Write the records out again, keeping each line exactly as it is.
++++++++++++++++++++
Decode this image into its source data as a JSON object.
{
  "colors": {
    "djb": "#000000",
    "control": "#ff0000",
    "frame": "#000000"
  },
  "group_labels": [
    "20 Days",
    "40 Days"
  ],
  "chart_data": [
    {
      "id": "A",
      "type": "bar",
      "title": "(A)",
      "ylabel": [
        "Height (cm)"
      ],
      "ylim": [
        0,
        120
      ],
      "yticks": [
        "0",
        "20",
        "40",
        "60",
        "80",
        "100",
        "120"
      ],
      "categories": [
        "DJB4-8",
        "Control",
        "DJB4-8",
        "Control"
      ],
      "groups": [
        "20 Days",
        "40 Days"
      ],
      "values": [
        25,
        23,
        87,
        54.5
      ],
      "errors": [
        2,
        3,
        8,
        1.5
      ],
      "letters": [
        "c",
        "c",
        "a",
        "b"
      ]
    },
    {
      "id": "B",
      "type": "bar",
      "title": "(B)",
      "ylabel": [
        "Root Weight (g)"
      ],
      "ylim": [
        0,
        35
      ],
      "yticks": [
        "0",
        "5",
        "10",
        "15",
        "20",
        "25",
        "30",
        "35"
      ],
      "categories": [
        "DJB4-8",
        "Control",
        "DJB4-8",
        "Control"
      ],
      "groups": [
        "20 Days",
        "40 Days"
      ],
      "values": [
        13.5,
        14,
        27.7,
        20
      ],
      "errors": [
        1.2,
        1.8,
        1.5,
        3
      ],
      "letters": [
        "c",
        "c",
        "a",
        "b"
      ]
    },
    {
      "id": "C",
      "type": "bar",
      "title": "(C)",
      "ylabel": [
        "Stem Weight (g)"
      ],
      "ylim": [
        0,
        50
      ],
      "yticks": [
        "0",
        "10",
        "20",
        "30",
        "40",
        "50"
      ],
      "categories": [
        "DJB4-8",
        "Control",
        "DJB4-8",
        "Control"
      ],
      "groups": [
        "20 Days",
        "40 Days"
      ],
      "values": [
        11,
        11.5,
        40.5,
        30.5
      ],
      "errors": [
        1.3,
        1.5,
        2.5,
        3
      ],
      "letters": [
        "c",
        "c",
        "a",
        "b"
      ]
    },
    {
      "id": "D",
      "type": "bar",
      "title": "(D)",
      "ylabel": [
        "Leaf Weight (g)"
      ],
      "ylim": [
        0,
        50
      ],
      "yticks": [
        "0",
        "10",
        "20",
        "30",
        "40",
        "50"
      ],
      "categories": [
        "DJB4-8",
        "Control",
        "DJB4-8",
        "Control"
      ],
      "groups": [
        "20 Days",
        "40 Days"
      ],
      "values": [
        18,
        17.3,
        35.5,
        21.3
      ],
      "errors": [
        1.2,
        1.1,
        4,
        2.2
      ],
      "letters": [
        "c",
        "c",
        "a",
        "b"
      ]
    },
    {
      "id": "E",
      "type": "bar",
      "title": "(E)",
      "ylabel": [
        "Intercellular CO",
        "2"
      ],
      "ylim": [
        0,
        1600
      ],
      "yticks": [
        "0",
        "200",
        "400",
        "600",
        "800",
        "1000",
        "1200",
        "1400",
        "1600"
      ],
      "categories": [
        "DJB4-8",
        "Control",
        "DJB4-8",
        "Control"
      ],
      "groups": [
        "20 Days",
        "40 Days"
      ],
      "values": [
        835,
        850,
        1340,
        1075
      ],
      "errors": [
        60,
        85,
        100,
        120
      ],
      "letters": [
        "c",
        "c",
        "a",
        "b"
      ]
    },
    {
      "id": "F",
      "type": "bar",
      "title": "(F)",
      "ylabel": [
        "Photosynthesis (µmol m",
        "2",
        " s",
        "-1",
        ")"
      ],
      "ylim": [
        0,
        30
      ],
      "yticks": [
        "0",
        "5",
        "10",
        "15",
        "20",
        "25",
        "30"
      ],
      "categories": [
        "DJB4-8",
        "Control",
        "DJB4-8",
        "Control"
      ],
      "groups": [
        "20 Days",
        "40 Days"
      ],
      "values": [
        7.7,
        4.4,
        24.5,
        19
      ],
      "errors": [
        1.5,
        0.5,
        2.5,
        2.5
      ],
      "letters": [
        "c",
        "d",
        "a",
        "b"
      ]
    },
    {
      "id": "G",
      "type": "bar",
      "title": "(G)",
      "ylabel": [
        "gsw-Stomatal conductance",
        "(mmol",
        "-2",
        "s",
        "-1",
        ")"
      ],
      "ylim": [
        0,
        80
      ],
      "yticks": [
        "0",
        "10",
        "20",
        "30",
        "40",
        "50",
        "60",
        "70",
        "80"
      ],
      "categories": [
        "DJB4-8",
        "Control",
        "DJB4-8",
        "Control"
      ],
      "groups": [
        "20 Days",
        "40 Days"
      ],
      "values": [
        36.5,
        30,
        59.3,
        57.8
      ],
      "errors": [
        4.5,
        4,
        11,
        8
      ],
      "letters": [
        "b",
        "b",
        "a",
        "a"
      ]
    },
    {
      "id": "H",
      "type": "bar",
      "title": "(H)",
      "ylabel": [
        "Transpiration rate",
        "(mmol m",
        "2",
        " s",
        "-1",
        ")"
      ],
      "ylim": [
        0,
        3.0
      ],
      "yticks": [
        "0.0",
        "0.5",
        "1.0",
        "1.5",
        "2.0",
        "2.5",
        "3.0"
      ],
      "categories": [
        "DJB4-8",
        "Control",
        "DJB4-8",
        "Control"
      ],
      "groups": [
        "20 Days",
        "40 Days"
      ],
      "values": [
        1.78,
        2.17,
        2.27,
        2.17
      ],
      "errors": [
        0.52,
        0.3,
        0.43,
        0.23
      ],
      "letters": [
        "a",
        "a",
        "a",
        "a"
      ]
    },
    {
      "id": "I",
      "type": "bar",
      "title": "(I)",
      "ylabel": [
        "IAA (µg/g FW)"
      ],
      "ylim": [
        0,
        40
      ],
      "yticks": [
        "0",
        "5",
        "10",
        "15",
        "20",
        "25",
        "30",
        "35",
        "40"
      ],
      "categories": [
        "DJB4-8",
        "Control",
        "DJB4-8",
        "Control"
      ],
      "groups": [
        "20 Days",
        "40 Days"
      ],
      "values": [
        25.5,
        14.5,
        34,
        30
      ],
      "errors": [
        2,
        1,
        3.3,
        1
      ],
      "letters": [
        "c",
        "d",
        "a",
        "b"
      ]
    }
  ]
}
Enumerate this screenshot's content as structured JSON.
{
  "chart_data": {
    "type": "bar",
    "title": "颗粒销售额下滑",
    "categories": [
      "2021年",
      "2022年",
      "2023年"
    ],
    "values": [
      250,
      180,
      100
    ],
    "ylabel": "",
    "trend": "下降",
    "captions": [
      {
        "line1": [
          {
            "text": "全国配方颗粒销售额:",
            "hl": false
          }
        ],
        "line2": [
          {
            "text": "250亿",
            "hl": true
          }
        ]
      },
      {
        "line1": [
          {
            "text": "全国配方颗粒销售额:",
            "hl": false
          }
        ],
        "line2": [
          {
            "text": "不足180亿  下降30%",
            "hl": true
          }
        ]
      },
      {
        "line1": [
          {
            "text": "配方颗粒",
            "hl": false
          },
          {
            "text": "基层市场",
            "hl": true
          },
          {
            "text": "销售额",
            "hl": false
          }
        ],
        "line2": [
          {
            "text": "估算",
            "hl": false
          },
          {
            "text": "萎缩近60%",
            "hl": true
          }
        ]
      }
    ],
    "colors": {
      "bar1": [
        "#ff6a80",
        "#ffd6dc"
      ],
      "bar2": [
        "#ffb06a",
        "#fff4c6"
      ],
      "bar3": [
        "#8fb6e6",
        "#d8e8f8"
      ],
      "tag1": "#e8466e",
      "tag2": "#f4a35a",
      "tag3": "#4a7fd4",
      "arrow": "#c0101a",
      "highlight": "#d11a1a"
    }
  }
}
++++++++++++++++++++
CORRECT RESPONSE:
Decode this image into its source data as a JSON object.
{
  "colors": {
    "djb": "#000000",
    "control": "#ff0000",
    "frame": "#000000"
  },
  "group_labels": [
    "20 Days",
    "40 Days"
  ],
  "chart_data": [
    {
      "id": "A",
      "type": "bar",
      "title": "(A)",
      "ylabel": [
        "Height (cm)"
      ],
      "ylim": [
        0,
        120
      ],
      "yticks": [
        "0",
        "20",
        "40",
        "60",
        "80",
        "100",
        "120"
      ],
      "categories": [
        "DJB4-8",
        "Control",
        "DJB4-8",
        "Control"
      ],
      "groups": [
        "20 Days",
        "40 Days"
      ],
      "values": [
        25,
        23,
        87,
        54.5
      ],
      "errors": [
        2,
        3,
        8,
        1.5
      ],
      "letters": [
        "c",
        "c",
        "a",
        "b"
      ]
    },
    {
      "id": "B",
      "type": "bar",
      "title": "(B)",
      "ylabel": [
        "Root Weight (g)"
      ],
      "ylim": [
        0,
        35
      ],
      "yticks": [
        "0",
        "5",
        "10",
        "15",
        "20",
        "25",
        "30",
        "35"
      ],
      "categories": [
        "DJB4-8",
        "Control",
        "DJB4-8",
        "Control"
      ],
      "groups": [
        "20 Days",
        "40 Days"
      ],
      "values": [
        13.5,
        14,
        27.7,
        20
      ],
      "errors": [
        1.2,
        1.8,
        1.5,
        3
      ],
      "letters": [
        "c",
        "c",
        "a",
        "b"
      ]
    },
    {
      "id": "C",
      "type": "bar",
      "title": "(C)",
      "ylabel": [
        "Stem Weight (g)"
      ],
      "ylim": [
        0,
        50
      ],
      "yticks": [
        "0",
        "10",
        "20",
        "30",
        "40",
        "50"
      ],
      "categories": [
        "DJB4-8",
        "Control",
        "DJB4-8",
        "Control"
      ],
      "groups": [
        "20 Days",
        "40 Days"
      ],
      "values": [
        11,
        11.5,
        40.5,
        30.5
      ],
      "errors": [
        1.3,
        1.5,
        2.5,
        3
      ],
      "letters": [
        "c",
        "c",
        "a",
        "b"
      ]
    },
    {
      "id": "D",
      "type": "bar",
      "title": "(D)",
      "ylabel": [
        "Leaf Weight (g)"
      ],
      "ylim": [
        0,
        50
      ],
      "yticks": [
        "0",
        "10",
        "20",
        "30",
        "40",
        "50"
      ],
      "categories": [
        "DJB4-8",
        "Control",
        "DJB4-8",
        "Control"
      ],
      "groups": [
        "20 Days",
        "40 Days"
      ],
      "values": [
        18,
        17.3,
        35.5,
        21.3
      ],
      "errors": [
        1.2,
        1.1,
        4,
        2.2
      ],
      "letters": [
        "c",
        "c",
        "a",
        "b"
      ]
    },
    {
      "id": "E",
      "type": "bar",
      "title": "(E)",
      "ylabel": [
        "Intercellular CO",
        "2"
      ],
      "ylim": [
        0,
        1600
      ],
      "yticks": [
        "0",
        "200",
        "400",
        "600",
        "800",
        "1000",
        "1200",
        "1400",
        "1600"
      ],
      "categories": [
        "DJB4-8",
        "Control",
        "DJB4-8",
        "Control"
      ],
      "groups": [
        "20 Days",
        "40 Days"
      ],
      "values": [
        835,
        850,
        1340,
        1075
      ],
      "errors": [
        60,
        85,
        100,
        120
      ],
      "letters": [
        "c",
        "c",
        "a",
        "b"
      ]
    },
    {
      "id": "F",
      "type": "bar",
      "title": "(F)",
      "ylabel": [
        "Photosynthesis (µmol m",
        "2",
        " s",
        "-1",
        ")"
      ],
      "ylim": [
        0,
        30
      ],
      "yticks": [
        "0",
        "5",
        "10",
        "15",
        "20",
        "25",
        "30"
      ],
      "categories": [
        "DJB4-8",
        "Control",
        "DJB4-8",
        "Control"
      ],
      "groups": [
        "20 Days",
        "40 Days"
      ],
      "values": [
        7.7,
        4.4,
        24.5,
        19
      ],
      "errors": [
        1.5,
        0.5,
        2.5,
        2.5
      ],
      "letters": [
        "c",
        "d",
        "a",
        "b"
      ]
    },
    {
      "id": "G",
      "type": "bar",
      "title": "(G)",
      "ylabel": [
        "gsw-Stomatal conductance",
        "(mmol",
        "-2",
        "s",
        "-1",
        ")"
      ],
      "ylim": [
        0,
        80
      ],
      "yticks": [
        "0",
        "10",
        "20",
        "30",
        "40",
        "50",
        "60",
        "70",
        "80"
      ],
      "categories": [
        "DJB4-8",
        "Control",
        "DJB4-8",
        "Control"
      ],
      "groups": [
        "20 Days",
        "40 Days"
      ],
      "values": [
        36.5,
        30,
        59.3,
        57.8
      ],
      "errors": [
        4.5,
        4,
        11,
        8
      ],
      "letters": [
        "b",
        "b",
        "a",
        "a"
      ]
    },
    {
      "id": "H",
      "type": "bar",
      "title": "(H)",
      "ylabel": [
        "Transpiration rate",
        "(mmol m",
        "2",
        " s",
        "-1",
        ")"
      ],
      "ylim": [
        0,
        3.0
      ],
      "yticks": [
        "0.0",
        "0.5",
        "1.0",
        "1.5",
        "2.0",
        "2.5",
        "3.0"
      ],
      "categories": [
        "DJB4-8",
        "Control",
        "DJB4-8",
        "Control"
      ],
      "groups": [
        "20 Days",
        "40 Days"
      ],
      "values": [
        1.78,
        2.17,
        2.27,
        2.17
      ],
      "errors": [
        0.52,
        0.3,
        0.43,
        0.23
      ],
      "letters": [
        "a",
        "a",
        "a",
        "a"
      ]
    },
    {
      "id": "I",
      "type": "bar",
      "title": "(I)",
      "ylabel": [
        "IAA (µg/g FW)"
      ],
      "ylim": [
        0,
        40
      ],
      "yticks": [
        "0",
        "5",
        "10",
        "15",
        "20",
        "25",
        "30",
        "35",
        "40"
      ],
      "categories": [
        "DJB4-8",
        "Control",
        "DJB4-8",
        "Control"
      ],
      "groups": [
        "20 Days",
        "40 Days"
      ],
      "values": [
        25.5,
        14.5,
        34,
        30
      ],
      "errors": [
        2,
        1,
        3.3,
        1
      ],
      "letters": [
        "c",
        "d",
        "a",
        "b"
      ]
    }
  ]
}
Enumerate this screenshot's content as structured JSON.
{
  "chart_data": {
    "type": "bar",
    "title": "颗粒销售额下滑",
    "categories": [
      "2021年",
      "2022年",
      "2023年"
    ],
    "values": [
      250,
      180,
      100
    ],
    "ylabel": "",
    "trend": "下降",
    "captions": [
      {
        "line1": [
          {
            "text": "全国配方颗粒销售额:",
            "hl": false
          }
        ],
        "line2": [
          {
            "text": "250亿",
            "hl": true
          }
        ]
      },
      {
        "line1": [
          {
            "text": "全国配方颗粒销售额:",
            "hl": false
          }
        ],
        "line2": [
          {
            "text": "不足180亿  下降30%",
            "hl": true
          }
        ]
      },
      {
        "line1": [
          {
            "text": "配方颗粒",
            "hl": false
          },
          {
            "text": "基层市场",
            "hl": true
          },
          {
            "text": "销售额",
            "hl": false
          }
        ],
        "line2": [
          {
            "text": "估算",
            "hl": false
          },
          {
            "text": "萎缩近60%",
            "hl": true
          }
        ]
      }
    ],
    "colors": {
      "bar1": [
        "#ff6a80",
        "#ffd6dc"
      ],
      "bar2": [
        "#ffb06a",
        "#fff4c6"
      ],
      "bar3": [
        "#8fb6e6",
        "#d8e8f8"
      ],
      "tag1": "#e8466e",
      "tag2": "#f4a35a",
      "tag3": "#4a7fd4",
      "arrow": "#c0101a",
      "highlight": "#d11a1a"
    }
  }
}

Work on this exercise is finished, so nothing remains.